**Short problem**:
Please give the entries again in full and exactly, without any picture.

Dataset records
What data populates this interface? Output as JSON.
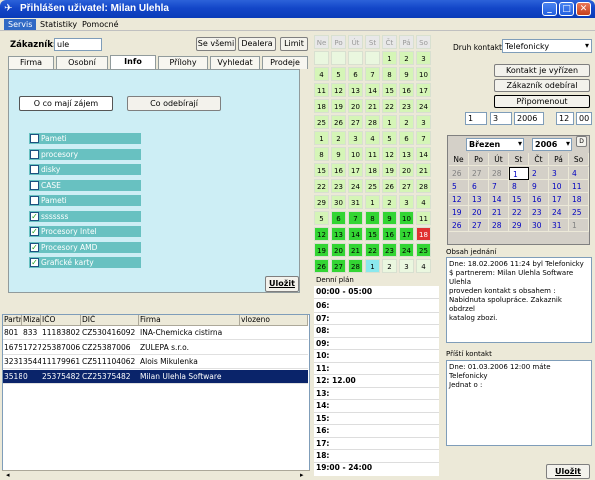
{
  "window": {
    "title": "Přihlášen uživatel: Milan Ulehla"
  },
  "menu": [
    "Servis",
    "Statistiky",
    "Pomocné"
  ],
  "customer": {
    "label": "Zákazník:",
    "value": "ule",
    "btn_all": "Se všemi",
    "btn_dealer": "Dealera",
    "btn_limit": "Limit"
  },
  "tabs": [
    "Firma",
    "Osobní",
    "Info",
    "Přílohy",
    "Vyhledat",
    "Prodeje"
  ],
  "info": {
    "btn_interest": "O co mají zájem",
    "btn_buy": "Co odebírají",
    "save": "Uložit",
    "items": [
      {
        "label": "Pameti",
        "checked": false
      },
      {
        "label": "procesory",
        "checked": false
      },
      {
        "label": "disky",
        "checked": false
      },
      {
        "label": "CASE",
        "checked": false
      },
      {
        "label": "Pameti",
        "checked": false
      },
      {
        "label": "sssssss",
        "checked": true
      },
      {
        "label": "Procesory Intel",
        "checked": true
      },
      {
        "label": "Procesory AMD",
        "checked": true
      },
      {
        "label": "Grafické karty",
        "checked": true
      }
    ]
  },
  "grid": {
    "headers": [
      "Partr",
      "Mizaí",
      "IČO",
      "DIČ",
      "Firma",
      "vlozeno"
    ],
    "rows": [
      [
        "801",
        "833",
        "11183802",
        "CZ530416092",
        "INA-Chemicka cistirna",
        ""
      ],
      [
        "1675",
        "1727",
        "25387006",
        "CZ25387006",
        "ZULEPA s.r.o.",
        ""
      ],
      [
        "3231",
        "3544",
        "11179961",
        "CZ511104062",
        "Alois Mikulenka",
        ""
      ],
      [
        "3518",
        "0",
        "25375482",
        "CZ25375482",
        "Milan Ulehla Software",
        ""
      ]
    ]
  },
  "cal1": {
    "headers": [
      "Ne",
      "Po",
      "Út",
      "St",
      "Čt",
      "Pá",
      "So"
    ],
    "cells": [
      [
        "",
        "",
        "",
        "",
        "1",
        "2",
        "3"
      ],
      [
        "4",
        "5",
        "6",
        "7",
        "8",
        "9",
        "10"
      ],
      [
        "11",
        "12",
        "13",
        "14",
        "15",
        "16",
        "17"
      ],
      [
        "18",
        "19",
        "20",
        "21",
        "22",
        "23",
        "24"
      ],
      [
        "25",
        "26",
        "27",
        "28",
        "1",
        "2",
        "3"
      ],
      [
        "1",
        "2",
        "3",
        "4",
        "5",
        "6",
        "7"
      ],
      [
        "8",
        "9",
        "10",
        "11",
        "12",
        "13",
        "14"
      ],
      [
        "15",
        "16",
        "17",
        "18",
        "19",
        "20",
        "21"
      ],
      [
        "22",
        "23",
        "24",
        "25",
        "26",
        "27",
        "28"
      ],
      [
        "29",
        "30",
        "31",
        "1",
        "2",
        "3",
        "4"
      ],
      [
        "5",
        "6",
        "7",
        "8",
        "9",
        "10",
        "11"
      ],
      [
        "12",
        "13",
        "14",
        "15",
        "16",
        "17",
        "18"
      ],
      [
        "19",
        "20",
        "21",
        "22",
        "23",
        "24",
        "25"
      ],
      [
        "26",
        "27",
        "28",
        "1",
        "2",
        "3",
        "4"
      ]
    ]
  },
  "schedule": {
    "label": "Denní plán",
    "first": "00:00 - 05:00",
    "last": "19:00 - 24:00",
    "hours": [
      "06:",
      "07:",
      "08:",
      "09:",
      "10:",
      "11:",
      "12: 12.00",
      "13:",
      "14:",
      "15:",
      "16:",
      "17:",
      "18:"
    ]
  },
  "contact": {
    "type_label": "Druh kontaktu",
    "type_value": "Telefonicky",
    "btn_done": "Kontakt je vyřízen",
    "btn_bought": "Zákazník odebíral",
    "btn_remind": "Připomenout",
    "date_d": "1",
    "date_m": "3",
    "date_y": "2006",
    "time": "12",
    "time_m": "00",
    "content_label": "Obsah jednání",
    "content": "Dne: 18.02.2006 11:24 byl Telefonicky\n$ partnerem: Milan Ulehla Software\nUlehla\nproveden kontakt s obsahem :\nNabidnuta spolupráce. Zakaznik obdrzel\nkatalog zbozi.",
    "next_label": "Příští kontakt",
    "next": "Dne: 01.03.2006 12:00 máte Telefonicky\nJednat o :",
    "save": "Uložit"
  },
  "cal2": {
    "month": "Březen",
    "year": "2006",
    "headers": [
      "Ne",
      "Po",
      "Út",
      "St",
      "Čt",
      "Pá",
      "So"
    ],
    "cells": [
      [
        "26",
        "27",
        "28",
        "1",
        "2",
        "3",
        "4"
      ],
      [
        "5",
        "6",
        "7",
        "8",
        "9",
        "10",
        "11"
      ],
      [
        "12",
        "13",
        "14",
        "15",
        "16",
        "17",
        "18"
      ],
      [
        "19",
        "20",
        "21",
        "22",
        "23",
        "24",
        "25"
      ],
      [
        "26",
        "27",
        "28",
        "29",
        "30",
        "31",
        "1"
      ]
    ]
  }
}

**Final answer**:
What data populates this interface? Output as JSON.
{
  "window": {
    "title": "Přihlášen uživatel: Milan Ulehla"
  },
  "menu": [
    "Servis",
    "Statistiky",
    "Pomocné"
  ],
  "customer": {
    "label": "Zákazník:",
    "value": "ule",
    "btn_all": "Se všemi",
    "btn_dealer": "Dealera",
    "btn_limit": "Limit"
  },
  "tabs": [
    "Firma",
    "Osobní",
    "Info",
    "Přílohy",
    "Vyhledat",
    "Prodeje"
  ],
  "info": {
    "btn_interest": "O co mají zájem",
    "btn_buy": "Co odebírají",
    "save": "Uložit",
    "items": [
      {
        "label": "Pameti",
        "checked": false
      },
      {
        "label": "procesory",
        "checked": false
      },
      {
        "label": "disky",
        "checked": false
      },
      {
        "label": "CASE",
        "checked": false
      },
      {
        "label": "Pameti",
        "checked": false
      },
      {
        "label": "sssssss",
        "checked": true
      },
      {
        "label": "Procesory Intel",
        "checked": true
      },
      {
        "label": "Procesory AMD",
        "checked": true
      },
      {
        "label": "Grafické karty",
        "checked": true
      }
    ]
  },
  "grid": {
    "headers": [
      "Partr",
      "Mizaí",
      "IČO",
      "DIČ",
      "Firma",
      "vlozeno"
    ],
    "rows": [
      [
        "801",
        "833",
        "11183802",
        "CZ530416092",
        "INA-Chemicka cistirna",
        ""
      ],
      [
        "1675",
        "1727",
        "25387006",
        "CZ25387006",
        "ZULEPA s.r.o.",
        ""
      ],
      [
        "3231",
        "3544",
        "11179961",
        "CZ511104062",
        "Alois Mikulenka",
        ""
      ],
      [
        "3518",
        "0",
        "25375482",
        "CZ25375482",
        "Milan Ulehla Software",
        ""
      ]
    ]
  },
  "cal1": {
    "headers": [
      "Ne",
      "Po",
      "Út",
      "St",
      "Čt",
      "Pá",
      "So"
    ],
    "cells": [
      [
        "",
        "",
        "",
        "",
        "1",
        "2",
        "3"
      ],
      [
        "4",
        "5",
        "6",
        "7",
        "8",
        "9",
        "10"
      ],
      [
        "11",
        "12",
        "13",
        "14",
        "15",
        "16",
        "17"
      ],
      [
        "18",
        "19",
        "20",
        "21",
        "22",
        "23",
        "24"
      ],
      [
        "25",
        "26",
        "27",
        "28",
        "1",
        "2",
        "3"
      ],
      [
        "1",
        "2",
        "3",
        "4",
        "5",
        "6",
        "7"
      ],
      [
        "8",
        "9",
        "10",
        "11",
        "12",
        "13",
        "14"
      ],
      [
        "15",
        "16",
        "17",
        "18",
        "19",
        "20",
        "21"
      ],
      [
        "22",
        "23",
        "24",
        "25",
        "26",
        "27",
        "28"
      ],
      [
        "29",
        "30",
        "31",
        "1",
        "2",
        "3",
        "4"
      ],
      [
        "5",
        "6",
        "7",
        "8",
        "9",
        "10",
        "11"
      ],
      [
        "12",
        "13",
        "14",
        "15",
        "16",
        "17",
        "18"
      ],
      [
        "19",
        "20",
        "21",
        "22",
        "23",
        "24",
        "25"
      ],
      [
        "26",
        "27",
        "28",
        "1",
        "2",
        "3",
        "4"
      ]
    ]
  },
  "schedule": {
    "label": "Denní plán",
    "first": "00:00 - 05:00",
    "last": "19:00 - 24:00",
    "hours": [
      "06:",
      "07:",
      "08:",
      "09:",
      "10:",
      "11:",
      "12: 12.00",
      "13:",
      "14:",
      "15:",
      "16:",
      "17:",
      "18:"
    ]
  },
  "contact": {
    "type_label": "Druh kontaktu",
    "type_value": "Telefonicky",
    "btn_done": "Kontakt je vyřízen",
    "btn_bought": "Zákazník odebíral",
    "btn_remind": "Připomenout",
    "date_d": "1",
    "date_m": "3",
    "date_y": "2006",
    "time": "12",
    "time_m": "00",
    "content_label": "Obsah jednání",
    "content": "Dne: 18.02.2006 11:24 byl Telefonicky\n$ partnerem: Milan Ulehla Software\nUlehla\nproveden kontakt s obsahem :\nNabidnuta spolupráce. Zakaznik obdrzel\nkatalog zbozi.",
    "next_label": "Příští kontakt",
    "next": "Dne: 01.03.2006 12:00 máte Telefonicky\nJednat o :",
    "save": "Uložit"
  },
  "cal2": {
    "month": "Březen",
    "year": "2006",
    "headers": [
      "Ne",
      "Po",
      "Út",
      "St",
      "Čt",
      "Pá",
      "So"
    ],
    "cells": [
      [
        "26",
        "27",
        "28",
        "1",
        "2",
        "3",
        "4"
      ],
      [
        "5",
        "6",
        "7",
        "8",
        "9",
        "10",
        "11"
      ],
      [
        "12",
        "13",
        "14",
        "15",
        "16",
        "17",
        "18"
      ],
      [
        "19",
        "20",
        "21",
        "22",
        "23",
        "24",
        "25"
      ],
      [
        "26",
        "27",
        "28",
        "29",
        "30",
        "31",
        "1"
      ]
    ]
  }
}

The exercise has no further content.